→ **Work required**
Check every line of the material below for the string "Frequency", and return the ones that have it.

→ **Recorded information**
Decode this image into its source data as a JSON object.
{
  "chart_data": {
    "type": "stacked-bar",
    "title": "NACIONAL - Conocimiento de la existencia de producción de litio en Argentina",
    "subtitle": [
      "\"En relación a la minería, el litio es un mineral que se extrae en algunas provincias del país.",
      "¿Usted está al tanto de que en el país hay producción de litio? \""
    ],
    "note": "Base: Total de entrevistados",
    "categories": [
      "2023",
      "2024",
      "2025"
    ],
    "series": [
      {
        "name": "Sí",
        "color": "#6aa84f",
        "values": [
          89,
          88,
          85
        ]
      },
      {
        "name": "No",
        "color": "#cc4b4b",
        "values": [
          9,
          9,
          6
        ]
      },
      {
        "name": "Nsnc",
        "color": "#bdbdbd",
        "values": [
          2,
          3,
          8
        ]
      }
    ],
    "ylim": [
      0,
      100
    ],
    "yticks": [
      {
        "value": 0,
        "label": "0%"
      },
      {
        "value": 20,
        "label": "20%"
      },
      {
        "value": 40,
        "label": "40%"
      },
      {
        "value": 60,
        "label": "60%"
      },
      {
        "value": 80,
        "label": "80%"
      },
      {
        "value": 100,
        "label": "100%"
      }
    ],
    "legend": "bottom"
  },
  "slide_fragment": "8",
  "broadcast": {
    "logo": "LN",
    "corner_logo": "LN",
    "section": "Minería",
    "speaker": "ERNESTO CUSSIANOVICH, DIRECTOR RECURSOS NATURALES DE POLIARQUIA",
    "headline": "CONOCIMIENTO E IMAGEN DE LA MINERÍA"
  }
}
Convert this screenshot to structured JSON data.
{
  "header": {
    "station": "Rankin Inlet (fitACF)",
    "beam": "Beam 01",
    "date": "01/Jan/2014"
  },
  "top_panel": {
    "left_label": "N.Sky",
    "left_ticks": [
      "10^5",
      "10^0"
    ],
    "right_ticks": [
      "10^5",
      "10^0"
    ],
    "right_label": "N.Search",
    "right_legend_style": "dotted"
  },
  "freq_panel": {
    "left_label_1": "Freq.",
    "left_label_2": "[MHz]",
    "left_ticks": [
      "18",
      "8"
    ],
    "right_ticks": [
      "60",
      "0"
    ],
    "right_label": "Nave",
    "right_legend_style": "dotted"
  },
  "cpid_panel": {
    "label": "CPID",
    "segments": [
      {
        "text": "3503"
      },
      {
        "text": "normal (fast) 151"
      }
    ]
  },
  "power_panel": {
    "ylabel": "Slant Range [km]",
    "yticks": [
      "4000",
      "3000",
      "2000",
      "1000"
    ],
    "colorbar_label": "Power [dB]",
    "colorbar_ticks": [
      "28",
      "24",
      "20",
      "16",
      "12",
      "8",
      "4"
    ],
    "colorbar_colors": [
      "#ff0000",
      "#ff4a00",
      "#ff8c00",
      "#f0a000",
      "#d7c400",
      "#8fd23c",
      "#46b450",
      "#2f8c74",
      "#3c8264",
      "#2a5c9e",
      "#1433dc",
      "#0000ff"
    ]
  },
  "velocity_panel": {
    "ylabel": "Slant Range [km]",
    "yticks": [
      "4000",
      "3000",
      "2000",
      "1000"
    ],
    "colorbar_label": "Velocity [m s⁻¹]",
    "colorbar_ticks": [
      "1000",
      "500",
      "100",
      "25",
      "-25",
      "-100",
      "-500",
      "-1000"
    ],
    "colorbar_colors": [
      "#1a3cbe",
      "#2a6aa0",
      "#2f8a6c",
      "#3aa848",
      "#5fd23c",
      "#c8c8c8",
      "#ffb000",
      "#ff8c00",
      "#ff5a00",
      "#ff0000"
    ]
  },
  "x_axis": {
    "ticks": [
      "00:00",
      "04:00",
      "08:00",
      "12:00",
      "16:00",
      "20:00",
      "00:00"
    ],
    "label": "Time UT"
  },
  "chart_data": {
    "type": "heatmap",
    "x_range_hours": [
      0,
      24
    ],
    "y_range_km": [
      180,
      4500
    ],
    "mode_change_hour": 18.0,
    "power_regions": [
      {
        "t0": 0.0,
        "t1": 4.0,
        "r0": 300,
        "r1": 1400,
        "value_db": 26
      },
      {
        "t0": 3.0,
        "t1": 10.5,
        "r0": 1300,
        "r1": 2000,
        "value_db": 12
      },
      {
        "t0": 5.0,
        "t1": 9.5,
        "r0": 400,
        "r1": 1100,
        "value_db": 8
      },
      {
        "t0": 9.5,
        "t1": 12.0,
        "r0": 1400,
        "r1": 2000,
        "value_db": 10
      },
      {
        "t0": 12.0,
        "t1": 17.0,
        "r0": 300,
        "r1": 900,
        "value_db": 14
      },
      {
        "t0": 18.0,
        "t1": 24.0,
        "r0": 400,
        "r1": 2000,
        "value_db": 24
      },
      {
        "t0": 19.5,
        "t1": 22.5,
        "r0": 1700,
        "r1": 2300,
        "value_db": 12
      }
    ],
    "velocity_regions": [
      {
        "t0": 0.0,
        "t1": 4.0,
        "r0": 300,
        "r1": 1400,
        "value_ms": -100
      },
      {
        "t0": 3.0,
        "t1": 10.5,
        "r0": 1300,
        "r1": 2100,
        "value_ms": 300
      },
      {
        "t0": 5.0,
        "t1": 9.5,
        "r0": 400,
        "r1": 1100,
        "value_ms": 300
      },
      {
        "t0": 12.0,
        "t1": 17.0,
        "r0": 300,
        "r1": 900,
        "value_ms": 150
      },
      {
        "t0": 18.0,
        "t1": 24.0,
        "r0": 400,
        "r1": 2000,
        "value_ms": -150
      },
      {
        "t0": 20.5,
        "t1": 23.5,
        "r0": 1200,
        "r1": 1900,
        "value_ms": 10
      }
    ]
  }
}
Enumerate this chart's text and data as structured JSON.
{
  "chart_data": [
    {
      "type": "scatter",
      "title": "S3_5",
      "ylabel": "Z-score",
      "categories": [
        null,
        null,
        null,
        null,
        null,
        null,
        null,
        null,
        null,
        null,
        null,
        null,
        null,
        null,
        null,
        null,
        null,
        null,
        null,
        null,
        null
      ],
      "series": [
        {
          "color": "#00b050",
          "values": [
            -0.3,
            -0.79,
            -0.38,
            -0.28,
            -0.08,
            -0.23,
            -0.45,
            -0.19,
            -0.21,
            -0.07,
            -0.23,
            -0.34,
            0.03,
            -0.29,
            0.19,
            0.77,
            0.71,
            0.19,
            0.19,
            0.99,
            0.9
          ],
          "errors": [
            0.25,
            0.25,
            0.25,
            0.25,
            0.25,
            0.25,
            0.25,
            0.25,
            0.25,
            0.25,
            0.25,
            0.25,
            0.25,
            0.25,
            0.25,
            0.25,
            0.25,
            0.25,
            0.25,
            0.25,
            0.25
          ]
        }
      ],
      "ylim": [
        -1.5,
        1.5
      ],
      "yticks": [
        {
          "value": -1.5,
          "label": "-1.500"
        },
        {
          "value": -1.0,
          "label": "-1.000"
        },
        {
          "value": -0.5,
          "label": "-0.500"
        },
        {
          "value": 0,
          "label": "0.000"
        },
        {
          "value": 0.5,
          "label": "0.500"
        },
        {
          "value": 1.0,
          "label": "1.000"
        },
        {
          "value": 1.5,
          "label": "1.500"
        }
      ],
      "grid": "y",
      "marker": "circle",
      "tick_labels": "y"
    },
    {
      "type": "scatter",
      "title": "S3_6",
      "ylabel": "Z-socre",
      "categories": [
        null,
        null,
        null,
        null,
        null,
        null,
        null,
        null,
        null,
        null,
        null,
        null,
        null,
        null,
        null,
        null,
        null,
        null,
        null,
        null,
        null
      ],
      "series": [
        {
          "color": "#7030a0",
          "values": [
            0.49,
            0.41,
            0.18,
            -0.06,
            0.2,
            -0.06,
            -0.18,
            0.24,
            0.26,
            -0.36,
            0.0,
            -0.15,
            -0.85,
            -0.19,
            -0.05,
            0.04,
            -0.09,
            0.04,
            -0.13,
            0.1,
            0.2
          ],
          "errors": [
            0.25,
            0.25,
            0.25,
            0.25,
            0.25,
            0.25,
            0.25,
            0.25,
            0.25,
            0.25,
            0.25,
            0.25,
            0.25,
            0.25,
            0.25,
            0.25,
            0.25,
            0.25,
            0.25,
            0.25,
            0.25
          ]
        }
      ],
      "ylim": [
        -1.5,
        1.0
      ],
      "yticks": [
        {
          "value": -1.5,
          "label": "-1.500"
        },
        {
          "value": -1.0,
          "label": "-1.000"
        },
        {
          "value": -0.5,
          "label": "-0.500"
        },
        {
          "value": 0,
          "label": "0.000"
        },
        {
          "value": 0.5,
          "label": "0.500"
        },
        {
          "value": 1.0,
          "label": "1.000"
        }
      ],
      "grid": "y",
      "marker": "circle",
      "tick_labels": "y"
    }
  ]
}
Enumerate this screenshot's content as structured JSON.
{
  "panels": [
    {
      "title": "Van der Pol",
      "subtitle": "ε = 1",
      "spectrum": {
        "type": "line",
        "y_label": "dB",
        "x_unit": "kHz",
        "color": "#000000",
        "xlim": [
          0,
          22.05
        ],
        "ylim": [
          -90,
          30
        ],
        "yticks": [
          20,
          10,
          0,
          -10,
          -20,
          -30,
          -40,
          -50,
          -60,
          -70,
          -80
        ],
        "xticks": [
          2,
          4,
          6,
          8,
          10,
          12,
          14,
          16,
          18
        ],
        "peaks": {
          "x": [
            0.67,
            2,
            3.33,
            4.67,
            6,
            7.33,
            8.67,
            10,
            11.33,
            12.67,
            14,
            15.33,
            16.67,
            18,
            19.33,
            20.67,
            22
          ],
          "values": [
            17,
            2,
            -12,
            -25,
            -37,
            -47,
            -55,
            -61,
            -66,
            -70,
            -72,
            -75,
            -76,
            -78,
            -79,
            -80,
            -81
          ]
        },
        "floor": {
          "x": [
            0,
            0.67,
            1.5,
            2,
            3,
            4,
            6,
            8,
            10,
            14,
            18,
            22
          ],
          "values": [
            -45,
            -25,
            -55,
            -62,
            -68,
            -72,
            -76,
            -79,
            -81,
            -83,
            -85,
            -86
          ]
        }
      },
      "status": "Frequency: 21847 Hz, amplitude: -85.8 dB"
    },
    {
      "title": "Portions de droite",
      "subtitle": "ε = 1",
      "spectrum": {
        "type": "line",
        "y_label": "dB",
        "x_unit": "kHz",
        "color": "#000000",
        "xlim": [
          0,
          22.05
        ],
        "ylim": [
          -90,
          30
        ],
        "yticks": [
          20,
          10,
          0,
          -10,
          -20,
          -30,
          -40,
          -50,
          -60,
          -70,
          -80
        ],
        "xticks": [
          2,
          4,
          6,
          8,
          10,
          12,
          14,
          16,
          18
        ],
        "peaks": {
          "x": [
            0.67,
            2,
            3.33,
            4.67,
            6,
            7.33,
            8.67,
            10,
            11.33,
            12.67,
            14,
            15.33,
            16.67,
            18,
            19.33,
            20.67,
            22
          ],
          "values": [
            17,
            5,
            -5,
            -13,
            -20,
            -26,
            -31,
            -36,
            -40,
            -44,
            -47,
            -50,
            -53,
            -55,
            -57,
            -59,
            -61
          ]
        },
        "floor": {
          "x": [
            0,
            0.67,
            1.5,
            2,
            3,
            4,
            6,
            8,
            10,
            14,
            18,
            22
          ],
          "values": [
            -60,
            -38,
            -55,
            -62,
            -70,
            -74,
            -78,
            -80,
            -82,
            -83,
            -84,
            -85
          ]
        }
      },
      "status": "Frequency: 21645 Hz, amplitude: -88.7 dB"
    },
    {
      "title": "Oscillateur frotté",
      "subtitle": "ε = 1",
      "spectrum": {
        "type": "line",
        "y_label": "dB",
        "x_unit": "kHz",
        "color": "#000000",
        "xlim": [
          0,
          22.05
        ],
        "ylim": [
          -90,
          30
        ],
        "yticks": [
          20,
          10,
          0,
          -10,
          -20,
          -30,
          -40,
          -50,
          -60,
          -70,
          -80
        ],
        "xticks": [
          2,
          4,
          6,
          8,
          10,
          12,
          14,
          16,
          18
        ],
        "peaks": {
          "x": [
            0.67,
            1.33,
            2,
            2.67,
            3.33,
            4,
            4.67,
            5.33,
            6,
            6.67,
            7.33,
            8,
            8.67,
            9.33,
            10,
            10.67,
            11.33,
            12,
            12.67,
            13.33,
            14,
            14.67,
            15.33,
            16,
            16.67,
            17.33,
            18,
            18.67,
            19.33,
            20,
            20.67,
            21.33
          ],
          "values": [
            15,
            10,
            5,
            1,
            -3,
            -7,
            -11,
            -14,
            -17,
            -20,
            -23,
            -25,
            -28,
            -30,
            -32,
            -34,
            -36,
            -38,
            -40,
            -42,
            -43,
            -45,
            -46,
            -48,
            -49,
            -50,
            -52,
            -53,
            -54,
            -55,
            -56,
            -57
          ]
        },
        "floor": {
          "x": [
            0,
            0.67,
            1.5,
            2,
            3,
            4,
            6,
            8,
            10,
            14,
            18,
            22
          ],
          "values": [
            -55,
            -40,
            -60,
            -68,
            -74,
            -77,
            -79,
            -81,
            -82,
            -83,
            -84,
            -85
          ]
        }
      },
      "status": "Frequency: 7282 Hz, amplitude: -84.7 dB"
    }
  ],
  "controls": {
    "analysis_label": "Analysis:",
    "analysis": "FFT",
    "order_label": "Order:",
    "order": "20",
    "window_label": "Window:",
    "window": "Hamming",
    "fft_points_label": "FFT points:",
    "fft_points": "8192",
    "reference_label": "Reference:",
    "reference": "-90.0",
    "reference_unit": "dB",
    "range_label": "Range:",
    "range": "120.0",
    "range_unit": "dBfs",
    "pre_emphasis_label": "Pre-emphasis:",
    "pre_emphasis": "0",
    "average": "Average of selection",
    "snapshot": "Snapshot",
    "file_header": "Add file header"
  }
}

→ **Response**
      "status": "Frequency: 21847 Hz, amplitude: -85.8 dB"
      "status": "Frequency: 21645 Hz, amplitude: -88.7 dB"
      "status": "Frequency: 7282 Hz, amplitude: -84.7 dB"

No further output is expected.